§ OBJECTIVE:
Search the data for the word "opostos". Reproduce every line where it is found.

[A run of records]

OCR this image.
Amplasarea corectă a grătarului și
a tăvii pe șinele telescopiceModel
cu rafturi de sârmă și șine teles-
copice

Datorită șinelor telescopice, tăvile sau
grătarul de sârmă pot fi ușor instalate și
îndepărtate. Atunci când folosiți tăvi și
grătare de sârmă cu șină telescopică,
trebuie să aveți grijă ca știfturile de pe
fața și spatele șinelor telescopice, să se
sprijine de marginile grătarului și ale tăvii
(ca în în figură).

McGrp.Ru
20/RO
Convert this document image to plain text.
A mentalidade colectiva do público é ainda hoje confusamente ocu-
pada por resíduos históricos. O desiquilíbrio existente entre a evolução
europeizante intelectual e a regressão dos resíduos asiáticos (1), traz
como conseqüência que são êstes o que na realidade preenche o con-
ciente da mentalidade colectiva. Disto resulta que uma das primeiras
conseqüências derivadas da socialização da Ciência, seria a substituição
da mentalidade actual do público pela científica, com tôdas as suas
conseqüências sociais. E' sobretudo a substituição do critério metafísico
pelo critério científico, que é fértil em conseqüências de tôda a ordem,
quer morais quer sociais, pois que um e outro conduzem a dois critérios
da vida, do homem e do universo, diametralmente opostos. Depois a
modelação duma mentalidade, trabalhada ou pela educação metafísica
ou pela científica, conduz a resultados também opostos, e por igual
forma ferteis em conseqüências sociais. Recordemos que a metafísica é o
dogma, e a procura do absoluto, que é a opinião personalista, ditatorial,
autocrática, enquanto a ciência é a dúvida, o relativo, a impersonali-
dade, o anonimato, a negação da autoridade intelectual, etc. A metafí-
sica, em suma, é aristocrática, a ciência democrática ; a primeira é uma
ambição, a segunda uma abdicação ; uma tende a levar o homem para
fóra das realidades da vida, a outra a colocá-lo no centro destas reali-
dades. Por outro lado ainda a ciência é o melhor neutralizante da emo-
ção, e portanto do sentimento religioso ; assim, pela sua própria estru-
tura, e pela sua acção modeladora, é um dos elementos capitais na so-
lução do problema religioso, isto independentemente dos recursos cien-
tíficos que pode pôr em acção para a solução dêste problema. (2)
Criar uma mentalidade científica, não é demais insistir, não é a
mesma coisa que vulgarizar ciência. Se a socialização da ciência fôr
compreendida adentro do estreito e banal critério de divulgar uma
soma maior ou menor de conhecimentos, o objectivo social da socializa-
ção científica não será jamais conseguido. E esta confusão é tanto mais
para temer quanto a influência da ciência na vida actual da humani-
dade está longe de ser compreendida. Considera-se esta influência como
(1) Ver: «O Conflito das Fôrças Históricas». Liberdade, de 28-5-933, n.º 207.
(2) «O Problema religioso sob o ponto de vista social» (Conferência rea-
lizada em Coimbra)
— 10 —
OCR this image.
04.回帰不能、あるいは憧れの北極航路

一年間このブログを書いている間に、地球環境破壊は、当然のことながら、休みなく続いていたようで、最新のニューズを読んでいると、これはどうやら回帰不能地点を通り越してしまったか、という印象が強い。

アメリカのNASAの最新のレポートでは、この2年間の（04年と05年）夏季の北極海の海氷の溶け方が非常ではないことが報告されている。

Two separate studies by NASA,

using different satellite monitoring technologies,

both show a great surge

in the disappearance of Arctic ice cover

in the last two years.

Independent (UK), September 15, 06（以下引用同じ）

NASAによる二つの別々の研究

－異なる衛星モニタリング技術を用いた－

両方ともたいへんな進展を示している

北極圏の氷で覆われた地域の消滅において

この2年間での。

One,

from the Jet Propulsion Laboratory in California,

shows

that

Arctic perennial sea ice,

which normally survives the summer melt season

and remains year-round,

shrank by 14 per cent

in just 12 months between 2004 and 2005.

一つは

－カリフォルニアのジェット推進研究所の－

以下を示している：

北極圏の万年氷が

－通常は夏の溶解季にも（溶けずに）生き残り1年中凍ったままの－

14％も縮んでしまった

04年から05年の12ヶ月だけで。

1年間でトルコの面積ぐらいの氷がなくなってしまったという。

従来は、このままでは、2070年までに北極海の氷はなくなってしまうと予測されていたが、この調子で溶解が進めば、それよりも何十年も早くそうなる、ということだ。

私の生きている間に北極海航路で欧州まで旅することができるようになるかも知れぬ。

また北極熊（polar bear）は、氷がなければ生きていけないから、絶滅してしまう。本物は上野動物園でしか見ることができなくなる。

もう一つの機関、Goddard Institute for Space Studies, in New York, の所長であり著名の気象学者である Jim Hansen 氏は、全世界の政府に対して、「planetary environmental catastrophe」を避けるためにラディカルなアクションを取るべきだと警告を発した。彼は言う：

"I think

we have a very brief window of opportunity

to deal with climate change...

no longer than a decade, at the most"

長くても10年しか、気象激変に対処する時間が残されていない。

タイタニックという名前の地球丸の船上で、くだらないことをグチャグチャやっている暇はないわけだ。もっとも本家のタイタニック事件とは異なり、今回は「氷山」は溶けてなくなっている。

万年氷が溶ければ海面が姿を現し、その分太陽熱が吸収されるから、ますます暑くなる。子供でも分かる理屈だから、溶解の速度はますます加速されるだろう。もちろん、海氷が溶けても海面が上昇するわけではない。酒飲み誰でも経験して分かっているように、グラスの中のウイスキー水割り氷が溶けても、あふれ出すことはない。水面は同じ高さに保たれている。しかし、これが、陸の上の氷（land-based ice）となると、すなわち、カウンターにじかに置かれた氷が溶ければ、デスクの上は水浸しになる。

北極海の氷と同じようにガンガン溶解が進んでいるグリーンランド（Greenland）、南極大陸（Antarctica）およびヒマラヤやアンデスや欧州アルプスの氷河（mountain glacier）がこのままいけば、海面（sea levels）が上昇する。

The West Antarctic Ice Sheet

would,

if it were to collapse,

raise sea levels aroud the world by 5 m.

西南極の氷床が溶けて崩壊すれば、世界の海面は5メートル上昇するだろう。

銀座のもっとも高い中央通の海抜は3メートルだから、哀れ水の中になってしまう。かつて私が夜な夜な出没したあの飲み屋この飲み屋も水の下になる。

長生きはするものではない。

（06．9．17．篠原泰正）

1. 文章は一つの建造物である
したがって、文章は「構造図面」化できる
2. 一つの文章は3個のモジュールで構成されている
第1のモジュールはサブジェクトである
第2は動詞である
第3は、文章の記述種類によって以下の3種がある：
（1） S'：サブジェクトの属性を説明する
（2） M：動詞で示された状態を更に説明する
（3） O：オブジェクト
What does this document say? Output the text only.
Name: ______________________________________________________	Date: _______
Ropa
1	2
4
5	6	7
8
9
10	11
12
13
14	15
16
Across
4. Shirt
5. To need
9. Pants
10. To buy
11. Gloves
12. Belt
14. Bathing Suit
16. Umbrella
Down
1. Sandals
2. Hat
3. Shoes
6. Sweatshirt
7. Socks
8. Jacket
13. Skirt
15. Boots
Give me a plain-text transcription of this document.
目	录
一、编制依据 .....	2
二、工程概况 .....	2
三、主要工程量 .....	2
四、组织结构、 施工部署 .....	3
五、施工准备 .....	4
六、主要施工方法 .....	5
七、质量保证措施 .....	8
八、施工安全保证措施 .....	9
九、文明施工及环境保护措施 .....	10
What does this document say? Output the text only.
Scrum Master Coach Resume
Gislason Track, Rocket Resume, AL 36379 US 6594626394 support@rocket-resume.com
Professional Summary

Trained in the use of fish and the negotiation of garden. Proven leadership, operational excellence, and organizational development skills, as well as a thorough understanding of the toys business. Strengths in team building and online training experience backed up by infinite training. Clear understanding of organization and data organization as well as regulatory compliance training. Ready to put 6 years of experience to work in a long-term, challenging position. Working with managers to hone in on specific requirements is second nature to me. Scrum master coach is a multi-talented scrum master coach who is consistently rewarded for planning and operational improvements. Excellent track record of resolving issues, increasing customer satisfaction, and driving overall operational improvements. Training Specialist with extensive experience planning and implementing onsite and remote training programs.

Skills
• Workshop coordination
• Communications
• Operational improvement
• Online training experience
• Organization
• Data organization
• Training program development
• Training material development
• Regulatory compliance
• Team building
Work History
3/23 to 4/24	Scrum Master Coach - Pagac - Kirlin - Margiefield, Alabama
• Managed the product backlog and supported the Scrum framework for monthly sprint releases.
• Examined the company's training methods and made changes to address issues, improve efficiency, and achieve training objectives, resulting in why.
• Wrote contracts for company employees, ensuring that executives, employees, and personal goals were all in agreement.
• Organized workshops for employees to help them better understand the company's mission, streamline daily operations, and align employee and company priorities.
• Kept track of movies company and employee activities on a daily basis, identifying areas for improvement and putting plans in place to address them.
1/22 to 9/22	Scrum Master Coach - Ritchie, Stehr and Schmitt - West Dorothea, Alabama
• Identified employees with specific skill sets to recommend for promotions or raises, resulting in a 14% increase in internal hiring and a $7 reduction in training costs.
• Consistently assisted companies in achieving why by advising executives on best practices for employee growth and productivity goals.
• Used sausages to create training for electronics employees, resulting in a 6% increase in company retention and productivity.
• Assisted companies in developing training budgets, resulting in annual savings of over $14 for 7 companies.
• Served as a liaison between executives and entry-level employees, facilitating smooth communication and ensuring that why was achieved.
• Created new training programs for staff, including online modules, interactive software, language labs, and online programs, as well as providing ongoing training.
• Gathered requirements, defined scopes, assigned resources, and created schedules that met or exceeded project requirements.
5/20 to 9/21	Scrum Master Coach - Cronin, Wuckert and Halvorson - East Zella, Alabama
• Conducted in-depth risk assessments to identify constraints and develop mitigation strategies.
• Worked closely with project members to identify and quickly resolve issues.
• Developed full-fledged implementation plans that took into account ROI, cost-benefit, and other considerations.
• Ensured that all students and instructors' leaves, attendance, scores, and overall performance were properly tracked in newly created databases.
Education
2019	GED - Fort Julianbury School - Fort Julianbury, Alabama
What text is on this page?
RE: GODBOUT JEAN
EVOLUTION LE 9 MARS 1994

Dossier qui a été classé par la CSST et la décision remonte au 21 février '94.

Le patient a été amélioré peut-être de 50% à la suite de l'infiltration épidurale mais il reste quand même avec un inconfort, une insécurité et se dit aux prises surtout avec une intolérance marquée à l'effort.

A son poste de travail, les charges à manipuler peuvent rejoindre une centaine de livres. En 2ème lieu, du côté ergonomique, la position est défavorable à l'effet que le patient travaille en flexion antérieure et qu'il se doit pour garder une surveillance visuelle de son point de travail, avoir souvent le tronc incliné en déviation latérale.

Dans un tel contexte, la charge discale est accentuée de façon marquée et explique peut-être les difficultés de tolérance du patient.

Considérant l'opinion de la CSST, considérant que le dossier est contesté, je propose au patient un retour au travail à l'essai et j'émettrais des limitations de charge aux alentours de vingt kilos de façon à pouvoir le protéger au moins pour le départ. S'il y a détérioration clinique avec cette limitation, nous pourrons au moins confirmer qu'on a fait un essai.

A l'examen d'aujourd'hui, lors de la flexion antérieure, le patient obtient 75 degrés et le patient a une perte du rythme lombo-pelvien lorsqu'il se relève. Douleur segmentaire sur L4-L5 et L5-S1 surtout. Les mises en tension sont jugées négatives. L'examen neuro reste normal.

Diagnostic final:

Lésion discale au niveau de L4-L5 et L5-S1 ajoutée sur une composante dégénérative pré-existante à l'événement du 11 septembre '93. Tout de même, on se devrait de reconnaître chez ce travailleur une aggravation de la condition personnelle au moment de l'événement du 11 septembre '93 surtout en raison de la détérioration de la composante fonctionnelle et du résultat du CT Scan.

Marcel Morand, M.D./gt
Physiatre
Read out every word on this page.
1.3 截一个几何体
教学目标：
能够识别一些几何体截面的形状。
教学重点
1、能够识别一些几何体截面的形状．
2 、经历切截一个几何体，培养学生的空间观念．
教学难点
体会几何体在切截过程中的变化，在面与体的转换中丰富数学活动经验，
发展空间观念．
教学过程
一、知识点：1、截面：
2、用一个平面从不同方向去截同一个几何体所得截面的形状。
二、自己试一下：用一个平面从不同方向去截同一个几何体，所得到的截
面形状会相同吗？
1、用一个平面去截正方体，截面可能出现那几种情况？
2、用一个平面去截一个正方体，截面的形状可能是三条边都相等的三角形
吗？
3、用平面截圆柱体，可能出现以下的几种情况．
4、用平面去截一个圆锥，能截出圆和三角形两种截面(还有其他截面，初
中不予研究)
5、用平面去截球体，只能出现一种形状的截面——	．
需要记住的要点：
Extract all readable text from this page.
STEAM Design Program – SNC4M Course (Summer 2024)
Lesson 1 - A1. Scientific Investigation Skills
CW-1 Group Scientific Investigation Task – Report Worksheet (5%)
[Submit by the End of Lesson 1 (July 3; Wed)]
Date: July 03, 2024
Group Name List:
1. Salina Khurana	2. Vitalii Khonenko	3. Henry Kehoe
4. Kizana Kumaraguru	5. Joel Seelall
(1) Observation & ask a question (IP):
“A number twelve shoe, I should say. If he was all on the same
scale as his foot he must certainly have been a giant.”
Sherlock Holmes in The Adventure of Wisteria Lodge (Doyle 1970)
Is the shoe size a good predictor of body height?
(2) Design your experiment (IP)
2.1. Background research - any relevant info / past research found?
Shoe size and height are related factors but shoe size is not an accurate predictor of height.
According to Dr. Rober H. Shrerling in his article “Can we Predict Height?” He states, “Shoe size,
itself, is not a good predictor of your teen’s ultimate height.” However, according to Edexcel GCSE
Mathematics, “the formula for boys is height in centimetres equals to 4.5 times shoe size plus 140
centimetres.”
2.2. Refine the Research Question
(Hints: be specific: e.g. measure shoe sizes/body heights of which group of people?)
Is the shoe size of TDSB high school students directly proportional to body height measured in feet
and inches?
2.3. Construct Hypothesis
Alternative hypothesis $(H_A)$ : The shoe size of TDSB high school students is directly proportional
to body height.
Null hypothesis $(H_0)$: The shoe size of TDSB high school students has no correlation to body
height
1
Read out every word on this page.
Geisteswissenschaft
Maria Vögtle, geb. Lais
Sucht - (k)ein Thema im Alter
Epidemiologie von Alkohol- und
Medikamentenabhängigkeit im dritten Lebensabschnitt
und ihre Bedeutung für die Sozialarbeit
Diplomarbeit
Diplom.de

§ OUTPUT FOR THIS TASK:
da vida, do homem e do universo, diametralmente opostos. Depois a
ou pela científica, conduz a resultados também opostos, e por igual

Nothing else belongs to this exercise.